#### [Directions for this task]
Reproduce the listing below in full, line for line, changing nothing.

#### [Provided records]
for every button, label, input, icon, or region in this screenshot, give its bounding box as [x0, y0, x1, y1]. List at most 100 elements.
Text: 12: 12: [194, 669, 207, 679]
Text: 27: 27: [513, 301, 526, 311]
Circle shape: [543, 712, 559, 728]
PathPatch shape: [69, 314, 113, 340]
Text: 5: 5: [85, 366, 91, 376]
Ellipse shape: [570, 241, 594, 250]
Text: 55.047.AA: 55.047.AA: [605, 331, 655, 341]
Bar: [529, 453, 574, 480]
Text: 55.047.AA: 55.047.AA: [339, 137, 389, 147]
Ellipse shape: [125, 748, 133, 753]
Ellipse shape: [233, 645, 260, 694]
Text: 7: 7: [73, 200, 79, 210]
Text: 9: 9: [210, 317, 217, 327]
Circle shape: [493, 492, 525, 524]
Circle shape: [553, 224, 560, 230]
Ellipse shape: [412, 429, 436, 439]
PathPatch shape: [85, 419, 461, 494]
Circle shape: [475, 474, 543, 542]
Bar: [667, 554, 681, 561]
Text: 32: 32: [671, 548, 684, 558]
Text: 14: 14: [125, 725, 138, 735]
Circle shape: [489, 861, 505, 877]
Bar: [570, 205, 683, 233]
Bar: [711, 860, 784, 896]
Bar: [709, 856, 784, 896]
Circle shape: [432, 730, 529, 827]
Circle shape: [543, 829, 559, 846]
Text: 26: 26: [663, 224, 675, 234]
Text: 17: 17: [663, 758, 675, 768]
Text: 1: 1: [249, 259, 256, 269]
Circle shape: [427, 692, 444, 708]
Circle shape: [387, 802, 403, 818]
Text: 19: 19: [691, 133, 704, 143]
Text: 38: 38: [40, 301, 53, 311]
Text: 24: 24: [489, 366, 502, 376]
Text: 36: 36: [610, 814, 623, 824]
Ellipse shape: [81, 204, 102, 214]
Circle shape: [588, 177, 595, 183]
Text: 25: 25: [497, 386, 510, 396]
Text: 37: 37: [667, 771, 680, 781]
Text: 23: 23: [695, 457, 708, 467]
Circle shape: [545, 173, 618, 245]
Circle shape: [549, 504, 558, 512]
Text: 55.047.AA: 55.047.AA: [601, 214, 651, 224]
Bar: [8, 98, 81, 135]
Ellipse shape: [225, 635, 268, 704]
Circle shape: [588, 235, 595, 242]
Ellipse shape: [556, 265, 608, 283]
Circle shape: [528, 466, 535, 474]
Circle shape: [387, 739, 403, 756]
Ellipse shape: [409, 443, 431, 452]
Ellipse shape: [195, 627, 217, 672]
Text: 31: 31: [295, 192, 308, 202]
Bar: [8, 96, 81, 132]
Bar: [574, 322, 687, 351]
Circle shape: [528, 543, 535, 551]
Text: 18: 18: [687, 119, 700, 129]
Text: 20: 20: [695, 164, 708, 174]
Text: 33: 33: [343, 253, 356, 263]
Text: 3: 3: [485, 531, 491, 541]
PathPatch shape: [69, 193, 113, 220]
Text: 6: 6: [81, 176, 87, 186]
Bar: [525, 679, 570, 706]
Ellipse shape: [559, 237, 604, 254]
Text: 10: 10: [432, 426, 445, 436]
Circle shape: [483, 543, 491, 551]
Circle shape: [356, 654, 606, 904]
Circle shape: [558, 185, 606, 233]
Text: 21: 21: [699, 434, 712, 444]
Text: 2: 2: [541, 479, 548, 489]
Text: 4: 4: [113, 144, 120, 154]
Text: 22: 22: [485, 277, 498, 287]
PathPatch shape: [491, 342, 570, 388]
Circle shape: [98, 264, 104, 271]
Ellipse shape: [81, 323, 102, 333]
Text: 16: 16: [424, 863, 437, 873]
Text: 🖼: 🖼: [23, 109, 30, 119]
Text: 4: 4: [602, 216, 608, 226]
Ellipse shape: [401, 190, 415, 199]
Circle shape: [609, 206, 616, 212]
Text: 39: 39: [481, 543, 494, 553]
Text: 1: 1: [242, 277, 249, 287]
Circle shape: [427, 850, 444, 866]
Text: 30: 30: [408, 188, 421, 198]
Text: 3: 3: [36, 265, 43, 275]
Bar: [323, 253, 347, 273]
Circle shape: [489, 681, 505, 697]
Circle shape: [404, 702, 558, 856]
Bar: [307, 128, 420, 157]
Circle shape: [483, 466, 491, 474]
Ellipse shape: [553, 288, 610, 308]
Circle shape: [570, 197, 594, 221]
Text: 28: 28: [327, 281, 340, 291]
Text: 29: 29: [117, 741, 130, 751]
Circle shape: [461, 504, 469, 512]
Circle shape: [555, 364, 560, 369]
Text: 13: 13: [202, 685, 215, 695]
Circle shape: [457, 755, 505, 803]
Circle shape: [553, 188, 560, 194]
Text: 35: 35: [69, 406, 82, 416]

#### [Task response]
for every button, label, input, icon, or region in this screenshot, give its bounding box as [x0, y0, x1, y1]. List at most 100 elements.
Text: 12: 12: [194, 669, 207, 679]
Text: 27: 27: [513, 301, 526, 311]
Circle shape: [543, 712, 559, 728]
PathPatch shape: [69, 314, 113, 340]
Text: 5: 5: [85, 366, 91, 376]
Ellipse shape: [570, 241, 594, 250]
Text: 55.047.AA: 55.047.AA: [605, 331, 655, 341]
Bar: [529, 453, 574, 480]
Text: 55.047.AA: 55.047.AA: [339, 137, 389, 147]
Ellipse shape: [125, 748, 133, 753]
Ellipse shape: [233, 645, 260, 694]
Text: 7: 7: [73, 200, 79, 210]
Text: 9: 9: [210, 317, 217, 327]
Circle shape: [493, 492, 525, 524]
Circle shape: [553, 224, 560, 230]
Ellipse shape: [412, 429, 436, 439]
PathPatch shape: [85, 419, 461, 494]
Circle shape: [475, 474, 543, 542]
Bar: [667, 554, 681, 561]
Text: 32: 32: [671, 548, 684, 558]
Text: 14: 14: [125, 725, 138, 735]
Circle shape: [489, 861, 505, 877]
Bar: [570, 205, 683, 233]
Bar: [711, 860, 784, 896]
Bar: [709, 856, 784, 896]
Circle shape: [432, 730, 529, 827]
Circle shape: [543, 829, 559, 846]
Text: 26: 26: [663, 224, 675, 234]
Text: 17: 17: [663, 758, 675, 768]
Text: 1: 1: [249, 259, 256, 269]
Circle shape: [427, 692, 444, 708]
Circle shape: [387, 802, 403, 818]
Text: 19: 19: [691, 133, 704, 143]
Text: 38: 38: [40, 301, 53, 311]
Text: 24: 24: [489, 366, 502, 376]
Text: 36: 36: [610, 814, 623, 824]
Ellipse shape: [81, 204, 102, 214]
Circle shape: [588, 177, 595, 183]
Text: 25: 25: [497, 386, 510, 396]
Text: 37: 37: [667, 771, 680, 781]
Text: 23: 23: [695, 457, 708, 467]
Circle shape: [545, 173, 618, 245]
Circle shape: [549, 504, 558, 512]
Text: 55.047.AA: 55.047.AA: [601, 214, 651, 224]
Bar: [8, 98, 81, 135]
Ellipse shape: [225, 635, 268, 704]
Circle shape: [588, 235, 595, 242]
Ellipse shape: [556, 265, 608, 283]
Circle shape: [528, 466, 535, 474]
Circle shape: [387, 739, 403, 756]
Ellipse shape: [409, 443, 431, 452]
Ellipse shape: [195, 627, 217, 672]
Text: 31: 31: [295, 192, 308, 202]
Bar: [8, 96, 81, 132]
Bar: [574, 322, 687, 351]
Circle shape: [528, 543, 535, 551]
Text: 18: 18: [687, 119, 700, 129]
Text: 20: 20: [695, 164, 708, 174]
Text: 33: 33: [343, 253, 356, 263]
Text: 3: 3: [485, 531, 491, 541]
PathPatch shape: [69, 193, 113, 220]
Text: 6: 6: [81, 176, 87, 186]
Bar: [525, 679, 570, 706]
Ellipse shape: [559, 237, 604, 254]
Text: 10: 10: [432, 426, 445, 436]
Circle shape: [483, 543, 491, 551]
Circle shape: [356, 654, 606, 904]
Circle shape: [558, 185, 606, 233]
Text: 21: 21: [699, 434, 712, 444]
Text: 2: 2: [541, 479, 548, 489]
Text: 4: 4: [113, 144, 120, 154]
Text: 22: 22: [485, 277, 498, 287]
PathPatch shape: [491, 342, 570, 388]
Circle shape: [98, 264, 104, 271]
Ellipse shape: [81, 323, 102, 333]
Text: 16: 16: [424, 863, 437, 873]
Text: 🖼: 🖼: [23, 109, 30, 119]
Text: 4: 4: [602, 216, 608, 226]
Ellipse shape: [401, 190, 415, 199]
Circle shape: [609, 206, 616, 212]
Text: 39: 39: [481, 543, 494, 553]
Text: 1: 1: [242, 277, 249, 287]
Circle shape: [427, 850, 444, 866]
Text: 30: 30: [408, 188, 421, 198]
Text: 3: 3: [36, 265, 43, 275]
Bar: [323, 253, 347, 273]
Circle shape: [489, 681, 505, 697]
Circle shape: [404, 702, 558, 856]
Bar: [307, 128, 420, 157]
Circle shape: [483, 466, 491, 474]
Ellipse shape: [553, 288, 610, 308]
Circle shape: [570, 197, 594, 221]
Text: 28: 28: [327, 281, 340, 291]
Text: 29: 29: [117, 741, 130, 751]
Circle shape: [461, 504, 469, 512]
Circle shape: [555, 364, 560, 369]
Text: 13: 13: [202, 685, 215, 695]
Circle shape: [457, 755, 505, 803]
Circle shape: [553, 188, 560, 194]
Text: 35: 35: [69, 406, 82, 416]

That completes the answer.